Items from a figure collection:
□ □ □ □ □
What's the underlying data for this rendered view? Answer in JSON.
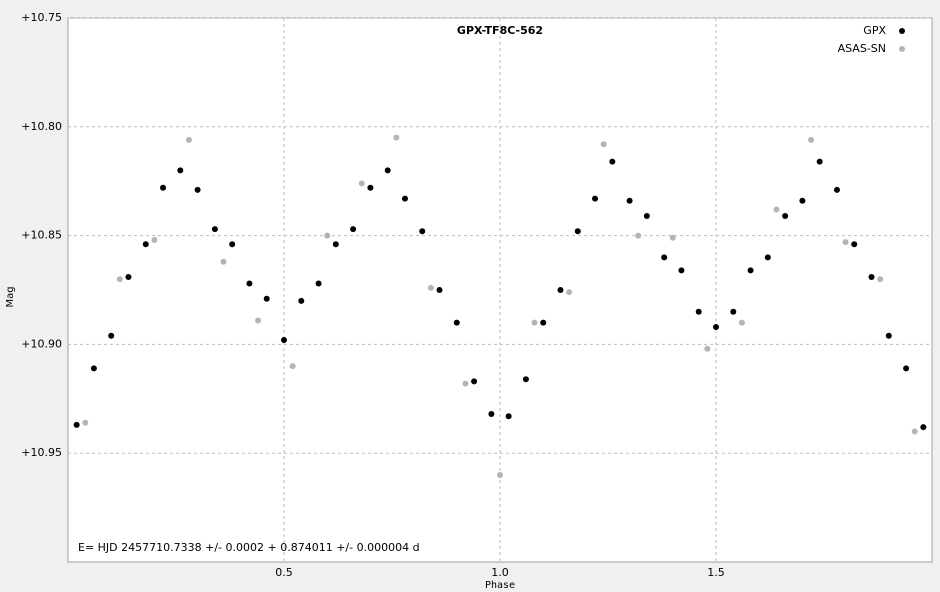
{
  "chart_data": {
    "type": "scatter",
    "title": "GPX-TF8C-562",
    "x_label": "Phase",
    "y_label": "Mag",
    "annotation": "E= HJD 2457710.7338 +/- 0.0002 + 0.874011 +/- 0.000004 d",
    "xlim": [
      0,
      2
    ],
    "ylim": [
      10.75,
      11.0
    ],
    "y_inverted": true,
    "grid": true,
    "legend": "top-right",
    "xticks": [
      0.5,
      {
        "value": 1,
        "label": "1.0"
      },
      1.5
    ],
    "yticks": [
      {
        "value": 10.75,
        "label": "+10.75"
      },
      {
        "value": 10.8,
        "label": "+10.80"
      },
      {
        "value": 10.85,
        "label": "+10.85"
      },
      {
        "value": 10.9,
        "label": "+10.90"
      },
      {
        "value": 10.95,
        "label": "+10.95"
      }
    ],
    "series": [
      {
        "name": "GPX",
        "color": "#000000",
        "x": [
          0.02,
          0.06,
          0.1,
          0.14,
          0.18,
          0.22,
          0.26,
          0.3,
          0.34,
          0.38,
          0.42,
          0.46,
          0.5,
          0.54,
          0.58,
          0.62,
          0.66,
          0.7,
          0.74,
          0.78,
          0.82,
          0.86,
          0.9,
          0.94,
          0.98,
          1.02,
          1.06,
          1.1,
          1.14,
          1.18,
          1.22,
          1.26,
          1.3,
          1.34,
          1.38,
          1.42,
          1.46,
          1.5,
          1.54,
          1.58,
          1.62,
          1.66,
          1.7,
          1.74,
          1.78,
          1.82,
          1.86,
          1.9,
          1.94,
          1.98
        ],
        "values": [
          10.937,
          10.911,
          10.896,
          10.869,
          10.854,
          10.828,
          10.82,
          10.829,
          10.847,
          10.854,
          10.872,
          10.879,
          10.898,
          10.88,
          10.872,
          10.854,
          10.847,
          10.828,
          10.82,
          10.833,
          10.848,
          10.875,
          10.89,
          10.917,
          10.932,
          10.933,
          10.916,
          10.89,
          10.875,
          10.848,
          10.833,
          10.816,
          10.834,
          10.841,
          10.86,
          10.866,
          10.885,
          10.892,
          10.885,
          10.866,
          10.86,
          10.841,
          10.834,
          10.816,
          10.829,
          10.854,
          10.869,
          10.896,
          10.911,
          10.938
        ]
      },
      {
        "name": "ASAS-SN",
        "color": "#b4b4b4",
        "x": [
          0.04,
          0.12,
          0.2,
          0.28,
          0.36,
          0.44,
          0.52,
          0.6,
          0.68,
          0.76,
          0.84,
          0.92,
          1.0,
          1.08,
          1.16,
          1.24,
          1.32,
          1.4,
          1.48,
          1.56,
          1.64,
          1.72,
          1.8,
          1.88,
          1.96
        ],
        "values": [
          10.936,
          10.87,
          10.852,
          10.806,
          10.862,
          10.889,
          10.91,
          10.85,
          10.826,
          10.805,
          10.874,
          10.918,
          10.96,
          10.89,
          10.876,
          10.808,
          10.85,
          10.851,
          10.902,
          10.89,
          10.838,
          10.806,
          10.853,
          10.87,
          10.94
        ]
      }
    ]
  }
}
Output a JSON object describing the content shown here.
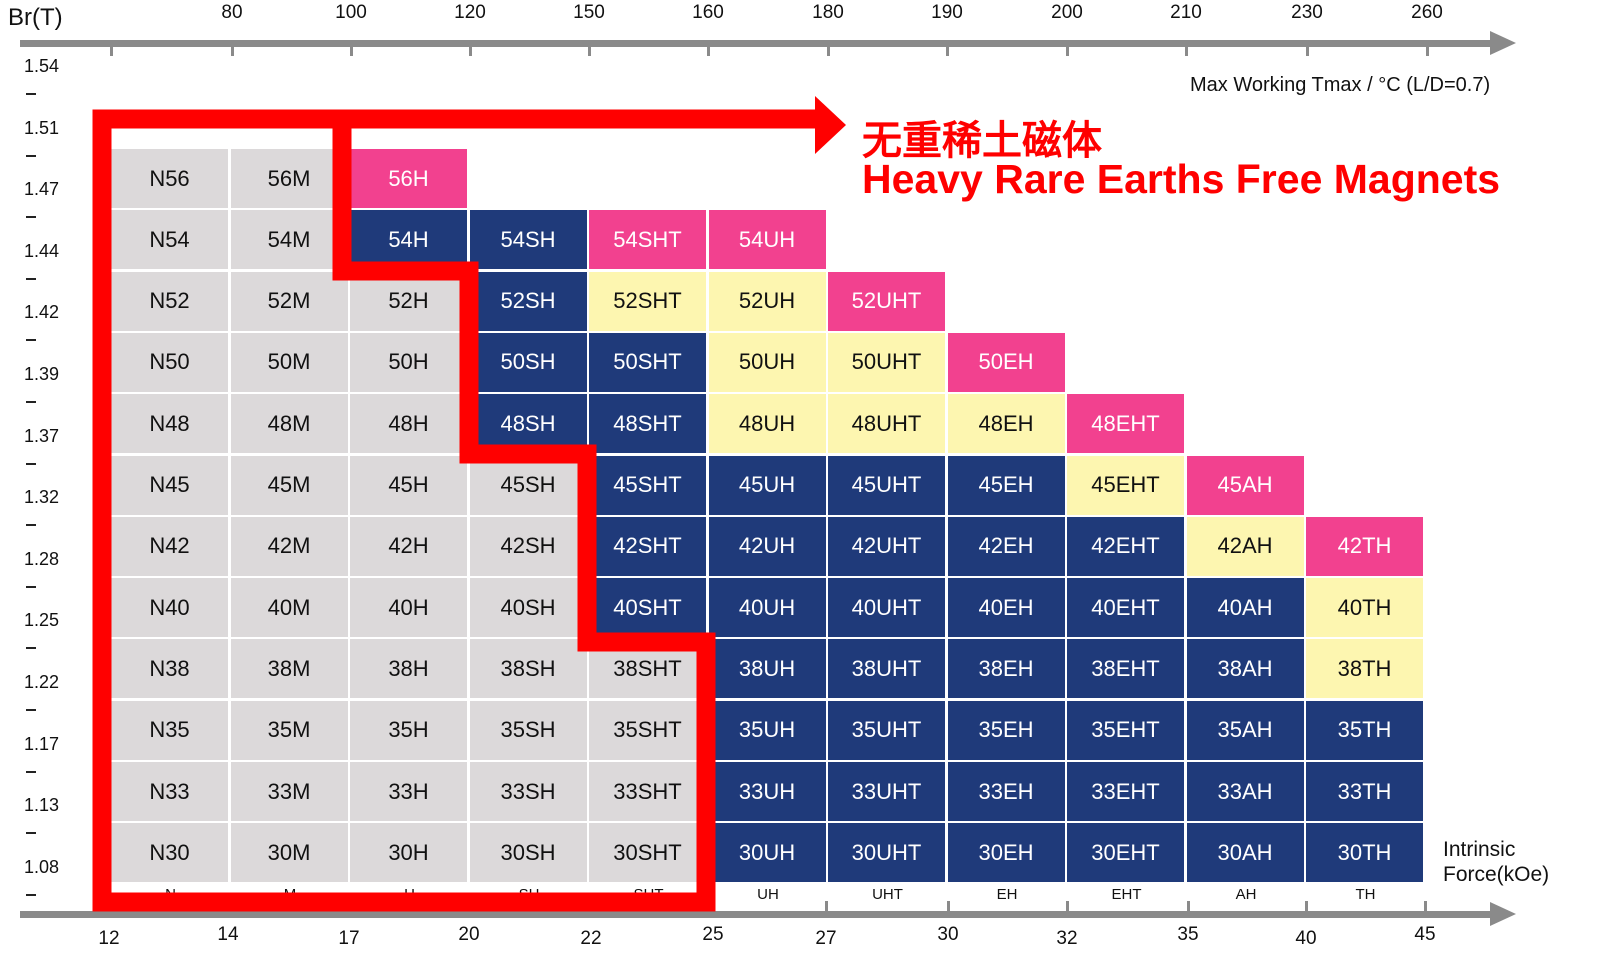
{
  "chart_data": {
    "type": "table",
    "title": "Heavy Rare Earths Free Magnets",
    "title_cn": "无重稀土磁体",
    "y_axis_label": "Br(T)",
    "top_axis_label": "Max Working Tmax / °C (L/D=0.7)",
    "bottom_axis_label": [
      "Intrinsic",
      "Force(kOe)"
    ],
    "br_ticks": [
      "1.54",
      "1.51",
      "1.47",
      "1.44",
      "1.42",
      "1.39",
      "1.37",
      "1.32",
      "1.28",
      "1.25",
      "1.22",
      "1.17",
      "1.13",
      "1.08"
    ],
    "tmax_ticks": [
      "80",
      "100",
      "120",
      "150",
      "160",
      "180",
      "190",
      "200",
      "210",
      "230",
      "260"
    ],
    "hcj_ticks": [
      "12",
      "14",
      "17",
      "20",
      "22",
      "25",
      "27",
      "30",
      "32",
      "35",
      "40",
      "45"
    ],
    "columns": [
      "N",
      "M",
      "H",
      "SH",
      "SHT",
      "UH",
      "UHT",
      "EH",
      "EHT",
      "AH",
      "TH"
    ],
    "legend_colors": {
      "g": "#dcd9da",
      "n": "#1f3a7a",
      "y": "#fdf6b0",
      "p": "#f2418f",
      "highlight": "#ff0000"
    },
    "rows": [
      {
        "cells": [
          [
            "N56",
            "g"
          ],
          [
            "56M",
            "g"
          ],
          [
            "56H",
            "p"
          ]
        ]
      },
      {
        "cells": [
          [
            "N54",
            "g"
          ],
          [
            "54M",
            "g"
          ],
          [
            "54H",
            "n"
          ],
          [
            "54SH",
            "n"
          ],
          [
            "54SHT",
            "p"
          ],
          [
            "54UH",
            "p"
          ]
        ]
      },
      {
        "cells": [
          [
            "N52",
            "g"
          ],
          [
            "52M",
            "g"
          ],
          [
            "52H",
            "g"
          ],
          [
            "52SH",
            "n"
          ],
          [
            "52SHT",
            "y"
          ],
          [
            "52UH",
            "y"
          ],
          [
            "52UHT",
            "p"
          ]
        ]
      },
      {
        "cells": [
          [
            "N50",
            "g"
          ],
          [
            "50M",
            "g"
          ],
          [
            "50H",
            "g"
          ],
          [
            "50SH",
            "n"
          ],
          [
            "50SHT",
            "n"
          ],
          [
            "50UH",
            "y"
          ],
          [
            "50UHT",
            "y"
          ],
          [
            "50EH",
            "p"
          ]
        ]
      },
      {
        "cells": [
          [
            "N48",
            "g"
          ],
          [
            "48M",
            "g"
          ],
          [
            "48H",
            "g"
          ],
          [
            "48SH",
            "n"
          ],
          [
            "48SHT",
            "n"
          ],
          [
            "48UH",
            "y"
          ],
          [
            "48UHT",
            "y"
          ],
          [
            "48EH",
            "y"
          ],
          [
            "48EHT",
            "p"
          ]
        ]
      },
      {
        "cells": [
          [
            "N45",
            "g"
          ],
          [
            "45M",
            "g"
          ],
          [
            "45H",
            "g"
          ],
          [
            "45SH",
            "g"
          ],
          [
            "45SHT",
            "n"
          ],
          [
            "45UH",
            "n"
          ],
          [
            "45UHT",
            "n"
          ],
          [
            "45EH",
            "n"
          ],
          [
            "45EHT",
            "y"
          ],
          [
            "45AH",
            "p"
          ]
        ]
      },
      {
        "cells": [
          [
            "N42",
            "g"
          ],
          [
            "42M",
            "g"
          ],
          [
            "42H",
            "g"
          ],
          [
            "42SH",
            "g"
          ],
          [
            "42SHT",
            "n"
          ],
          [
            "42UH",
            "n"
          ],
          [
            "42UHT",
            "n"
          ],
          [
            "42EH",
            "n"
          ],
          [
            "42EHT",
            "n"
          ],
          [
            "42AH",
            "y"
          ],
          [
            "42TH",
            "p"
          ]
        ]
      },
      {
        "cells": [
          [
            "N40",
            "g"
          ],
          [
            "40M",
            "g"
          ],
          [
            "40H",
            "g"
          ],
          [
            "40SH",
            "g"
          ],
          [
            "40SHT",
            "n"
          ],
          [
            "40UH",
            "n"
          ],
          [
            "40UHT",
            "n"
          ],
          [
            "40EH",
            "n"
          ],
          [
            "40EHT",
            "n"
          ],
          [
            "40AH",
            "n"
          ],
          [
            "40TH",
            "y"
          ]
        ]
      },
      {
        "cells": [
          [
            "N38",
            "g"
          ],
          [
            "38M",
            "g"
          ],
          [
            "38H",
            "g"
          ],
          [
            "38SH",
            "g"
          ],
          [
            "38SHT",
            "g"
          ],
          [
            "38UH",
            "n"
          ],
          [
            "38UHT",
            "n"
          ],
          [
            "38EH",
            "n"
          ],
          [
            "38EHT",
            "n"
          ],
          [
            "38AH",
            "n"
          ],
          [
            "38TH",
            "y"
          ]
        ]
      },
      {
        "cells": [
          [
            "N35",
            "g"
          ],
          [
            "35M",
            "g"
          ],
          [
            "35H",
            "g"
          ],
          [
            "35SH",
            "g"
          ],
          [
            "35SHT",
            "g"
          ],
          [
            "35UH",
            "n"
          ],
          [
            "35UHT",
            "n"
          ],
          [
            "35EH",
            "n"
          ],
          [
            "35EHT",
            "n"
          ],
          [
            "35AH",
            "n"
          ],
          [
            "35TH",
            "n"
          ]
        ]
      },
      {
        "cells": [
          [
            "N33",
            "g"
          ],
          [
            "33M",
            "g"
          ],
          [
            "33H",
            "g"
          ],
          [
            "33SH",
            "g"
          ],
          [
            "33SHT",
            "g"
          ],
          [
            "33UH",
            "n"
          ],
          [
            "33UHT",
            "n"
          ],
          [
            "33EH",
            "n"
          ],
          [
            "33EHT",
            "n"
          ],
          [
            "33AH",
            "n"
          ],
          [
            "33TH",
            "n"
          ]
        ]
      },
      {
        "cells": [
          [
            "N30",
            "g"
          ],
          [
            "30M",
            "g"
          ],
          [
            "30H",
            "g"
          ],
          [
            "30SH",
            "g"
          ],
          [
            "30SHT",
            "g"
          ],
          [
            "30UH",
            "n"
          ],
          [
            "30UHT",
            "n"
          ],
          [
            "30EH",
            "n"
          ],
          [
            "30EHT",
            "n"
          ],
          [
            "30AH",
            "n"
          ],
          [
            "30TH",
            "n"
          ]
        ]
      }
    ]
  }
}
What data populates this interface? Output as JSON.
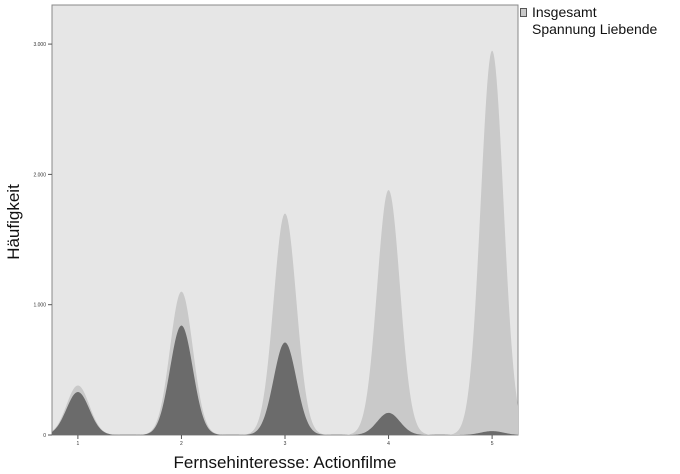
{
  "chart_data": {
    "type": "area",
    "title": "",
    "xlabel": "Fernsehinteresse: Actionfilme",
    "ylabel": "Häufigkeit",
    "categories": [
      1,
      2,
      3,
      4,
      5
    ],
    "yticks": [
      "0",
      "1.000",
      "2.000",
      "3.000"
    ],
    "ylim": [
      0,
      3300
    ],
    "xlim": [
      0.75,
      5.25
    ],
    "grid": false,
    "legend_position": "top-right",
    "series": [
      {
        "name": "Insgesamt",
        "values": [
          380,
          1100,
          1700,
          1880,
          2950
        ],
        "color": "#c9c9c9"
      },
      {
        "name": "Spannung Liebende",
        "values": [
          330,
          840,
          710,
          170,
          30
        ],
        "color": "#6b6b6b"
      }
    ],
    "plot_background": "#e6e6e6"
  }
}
□ □ □ □ □
* _WHAT THE EXERCISE ASKS_
Show the lines from the data above that contain the string "this".

* _TASK OUTPUT_
What's the underlying data for this rendered view? Answer in JSON.
What data populates this interface? Output as JSON.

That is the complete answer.